Look through the lines below and state how many hold the word "dotted". Write only the number.

:: TASK DATA ::

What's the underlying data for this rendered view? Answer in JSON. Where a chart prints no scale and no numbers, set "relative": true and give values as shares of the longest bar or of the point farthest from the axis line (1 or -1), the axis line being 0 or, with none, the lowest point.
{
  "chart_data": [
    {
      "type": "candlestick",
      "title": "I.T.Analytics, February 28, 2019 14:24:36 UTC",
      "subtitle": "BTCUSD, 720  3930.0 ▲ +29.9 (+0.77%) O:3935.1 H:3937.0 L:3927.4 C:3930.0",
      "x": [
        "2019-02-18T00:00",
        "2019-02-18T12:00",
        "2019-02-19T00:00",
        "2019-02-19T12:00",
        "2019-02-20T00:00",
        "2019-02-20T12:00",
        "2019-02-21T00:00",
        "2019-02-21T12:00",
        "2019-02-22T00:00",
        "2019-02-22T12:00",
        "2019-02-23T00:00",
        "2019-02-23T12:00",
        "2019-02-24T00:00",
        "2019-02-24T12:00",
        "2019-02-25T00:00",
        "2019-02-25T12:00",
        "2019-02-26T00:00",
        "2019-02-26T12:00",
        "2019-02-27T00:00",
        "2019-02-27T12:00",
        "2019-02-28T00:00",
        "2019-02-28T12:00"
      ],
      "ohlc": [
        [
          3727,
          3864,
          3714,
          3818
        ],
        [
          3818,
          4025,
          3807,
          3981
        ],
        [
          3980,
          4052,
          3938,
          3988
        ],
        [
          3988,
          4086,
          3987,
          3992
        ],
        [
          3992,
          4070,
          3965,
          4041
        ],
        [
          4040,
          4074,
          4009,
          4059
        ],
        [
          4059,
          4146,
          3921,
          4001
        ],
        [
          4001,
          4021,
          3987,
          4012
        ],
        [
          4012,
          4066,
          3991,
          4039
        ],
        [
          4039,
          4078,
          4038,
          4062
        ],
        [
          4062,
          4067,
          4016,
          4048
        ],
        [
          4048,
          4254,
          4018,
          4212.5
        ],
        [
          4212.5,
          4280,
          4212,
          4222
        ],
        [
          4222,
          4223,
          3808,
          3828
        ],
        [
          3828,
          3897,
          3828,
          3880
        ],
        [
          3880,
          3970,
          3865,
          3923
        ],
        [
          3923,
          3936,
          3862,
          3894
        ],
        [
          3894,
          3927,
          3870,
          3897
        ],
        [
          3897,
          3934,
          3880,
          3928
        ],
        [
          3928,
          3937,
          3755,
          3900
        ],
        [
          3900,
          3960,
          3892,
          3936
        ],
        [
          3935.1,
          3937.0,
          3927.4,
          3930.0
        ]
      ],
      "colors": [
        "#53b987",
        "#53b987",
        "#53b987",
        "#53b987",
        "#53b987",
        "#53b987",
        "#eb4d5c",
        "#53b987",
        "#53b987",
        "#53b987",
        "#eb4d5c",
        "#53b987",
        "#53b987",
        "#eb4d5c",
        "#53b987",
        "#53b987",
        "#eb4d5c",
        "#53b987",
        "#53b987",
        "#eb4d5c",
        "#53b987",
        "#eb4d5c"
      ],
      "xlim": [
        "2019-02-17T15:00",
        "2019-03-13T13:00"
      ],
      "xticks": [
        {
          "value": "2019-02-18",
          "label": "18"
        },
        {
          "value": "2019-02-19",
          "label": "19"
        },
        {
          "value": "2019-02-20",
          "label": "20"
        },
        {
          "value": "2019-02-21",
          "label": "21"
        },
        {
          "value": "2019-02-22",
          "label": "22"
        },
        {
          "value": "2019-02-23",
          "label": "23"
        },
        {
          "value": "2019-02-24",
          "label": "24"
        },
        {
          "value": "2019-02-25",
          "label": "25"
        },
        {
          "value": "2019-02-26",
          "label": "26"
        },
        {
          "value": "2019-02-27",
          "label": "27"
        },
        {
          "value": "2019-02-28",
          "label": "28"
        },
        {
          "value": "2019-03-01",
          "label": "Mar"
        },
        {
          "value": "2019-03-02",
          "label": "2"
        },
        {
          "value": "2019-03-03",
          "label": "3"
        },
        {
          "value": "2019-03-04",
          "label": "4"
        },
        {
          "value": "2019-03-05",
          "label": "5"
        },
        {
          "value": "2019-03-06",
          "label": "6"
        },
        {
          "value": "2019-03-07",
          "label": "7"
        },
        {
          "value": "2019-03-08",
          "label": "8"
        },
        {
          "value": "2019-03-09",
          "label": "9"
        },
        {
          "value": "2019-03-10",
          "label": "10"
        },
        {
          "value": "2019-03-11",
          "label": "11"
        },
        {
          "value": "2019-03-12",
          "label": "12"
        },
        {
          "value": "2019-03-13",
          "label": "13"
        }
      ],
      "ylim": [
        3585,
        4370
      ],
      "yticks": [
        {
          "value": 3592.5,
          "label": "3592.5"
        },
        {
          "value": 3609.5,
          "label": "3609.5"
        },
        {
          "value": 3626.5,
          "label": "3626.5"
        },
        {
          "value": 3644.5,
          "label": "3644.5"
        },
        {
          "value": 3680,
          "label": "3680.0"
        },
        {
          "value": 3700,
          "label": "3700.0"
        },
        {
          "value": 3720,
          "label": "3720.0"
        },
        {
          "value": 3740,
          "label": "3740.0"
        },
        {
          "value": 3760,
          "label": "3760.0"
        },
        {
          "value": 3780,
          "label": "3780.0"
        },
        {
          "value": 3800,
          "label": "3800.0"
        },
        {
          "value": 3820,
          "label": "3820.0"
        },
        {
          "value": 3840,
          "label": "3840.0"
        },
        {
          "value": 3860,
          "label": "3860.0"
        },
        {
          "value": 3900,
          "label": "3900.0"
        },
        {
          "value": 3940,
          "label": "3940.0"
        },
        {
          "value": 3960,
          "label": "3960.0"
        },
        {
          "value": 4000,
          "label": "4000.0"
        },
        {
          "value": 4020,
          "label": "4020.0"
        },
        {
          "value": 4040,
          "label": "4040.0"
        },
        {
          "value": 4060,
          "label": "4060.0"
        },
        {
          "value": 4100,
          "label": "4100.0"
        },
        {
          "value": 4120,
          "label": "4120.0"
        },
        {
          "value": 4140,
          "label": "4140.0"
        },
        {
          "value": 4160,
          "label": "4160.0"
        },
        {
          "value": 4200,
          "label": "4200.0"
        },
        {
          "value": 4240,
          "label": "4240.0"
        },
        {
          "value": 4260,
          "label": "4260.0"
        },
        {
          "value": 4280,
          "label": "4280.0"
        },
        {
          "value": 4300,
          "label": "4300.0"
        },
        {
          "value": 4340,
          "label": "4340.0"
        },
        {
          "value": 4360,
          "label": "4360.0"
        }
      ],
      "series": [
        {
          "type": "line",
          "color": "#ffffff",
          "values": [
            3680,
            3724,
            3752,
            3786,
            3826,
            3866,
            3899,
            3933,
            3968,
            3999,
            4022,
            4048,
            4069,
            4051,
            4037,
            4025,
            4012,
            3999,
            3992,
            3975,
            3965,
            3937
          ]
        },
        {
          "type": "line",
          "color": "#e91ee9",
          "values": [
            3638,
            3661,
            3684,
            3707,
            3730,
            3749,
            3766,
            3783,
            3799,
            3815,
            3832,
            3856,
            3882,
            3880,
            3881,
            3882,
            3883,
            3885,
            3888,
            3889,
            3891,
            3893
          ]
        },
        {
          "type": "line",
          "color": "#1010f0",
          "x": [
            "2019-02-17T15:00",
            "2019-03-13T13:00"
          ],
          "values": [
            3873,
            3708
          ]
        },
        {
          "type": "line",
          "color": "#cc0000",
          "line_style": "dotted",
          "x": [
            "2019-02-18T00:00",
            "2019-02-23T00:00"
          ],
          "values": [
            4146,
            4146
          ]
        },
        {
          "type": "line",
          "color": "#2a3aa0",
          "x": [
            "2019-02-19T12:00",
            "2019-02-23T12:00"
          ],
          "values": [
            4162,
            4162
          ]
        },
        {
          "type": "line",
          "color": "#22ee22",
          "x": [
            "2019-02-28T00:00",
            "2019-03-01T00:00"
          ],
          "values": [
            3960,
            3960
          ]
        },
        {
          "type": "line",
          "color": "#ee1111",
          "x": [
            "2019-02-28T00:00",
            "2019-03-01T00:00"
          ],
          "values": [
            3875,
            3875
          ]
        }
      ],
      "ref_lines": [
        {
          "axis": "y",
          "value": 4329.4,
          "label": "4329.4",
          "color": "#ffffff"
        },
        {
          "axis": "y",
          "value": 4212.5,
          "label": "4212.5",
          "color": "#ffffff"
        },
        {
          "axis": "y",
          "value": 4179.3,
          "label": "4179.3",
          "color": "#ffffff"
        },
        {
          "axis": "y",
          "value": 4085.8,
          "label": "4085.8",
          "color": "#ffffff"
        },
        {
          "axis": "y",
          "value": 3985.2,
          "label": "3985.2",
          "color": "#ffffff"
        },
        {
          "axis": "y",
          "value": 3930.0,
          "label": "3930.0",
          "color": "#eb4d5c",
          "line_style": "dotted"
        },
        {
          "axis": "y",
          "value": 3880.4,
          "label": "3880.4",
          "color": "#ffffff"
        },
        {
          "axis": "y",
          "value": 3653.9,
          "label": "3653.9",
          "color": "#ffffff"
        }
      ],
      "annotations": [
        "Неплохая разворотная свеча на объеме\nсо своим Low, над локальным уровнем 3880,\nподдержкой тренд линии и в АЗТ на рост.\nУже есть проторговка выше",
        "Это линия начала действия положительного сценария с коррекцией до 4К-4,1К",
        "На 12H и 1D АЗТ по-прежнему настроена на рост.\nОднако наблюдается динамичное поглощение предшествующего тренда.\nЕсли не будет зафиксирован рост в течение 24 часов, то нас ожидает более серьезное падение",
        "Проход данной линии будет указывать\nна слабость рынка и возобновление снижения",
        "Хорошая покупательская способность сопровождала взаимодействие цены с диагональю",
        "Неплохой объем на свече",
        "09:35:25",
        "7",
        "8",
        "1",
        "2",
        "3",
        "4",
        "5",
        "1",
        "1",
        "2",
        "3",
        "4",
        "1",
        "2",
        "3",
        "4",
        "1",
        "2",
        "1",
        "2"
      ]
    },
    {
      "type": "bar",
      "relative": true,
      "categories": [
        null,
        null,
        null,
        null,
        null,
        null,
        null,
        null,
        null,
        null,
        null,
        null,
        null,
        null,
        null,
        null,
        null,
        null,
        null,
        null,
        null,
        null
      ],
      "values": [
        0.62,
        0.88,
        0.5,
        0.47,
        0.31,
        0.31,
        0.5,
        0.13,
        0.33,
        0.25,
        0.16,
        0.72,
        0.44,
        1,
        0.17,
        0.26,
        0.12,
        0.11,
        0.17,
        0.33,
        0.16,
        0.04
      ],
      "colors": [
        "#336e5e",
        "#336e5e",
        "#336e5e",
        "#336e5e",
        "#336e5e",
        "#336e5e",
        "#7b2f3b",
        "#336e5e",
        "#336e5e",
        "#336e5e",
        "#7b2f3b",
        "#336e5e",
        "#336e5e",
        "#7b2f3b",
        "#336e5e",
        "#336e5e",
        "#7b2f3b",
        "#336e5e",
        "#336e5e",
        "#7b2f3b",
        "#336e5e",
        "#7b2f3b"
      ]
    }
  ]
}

:::

REPLY TO THE EXERCISE
2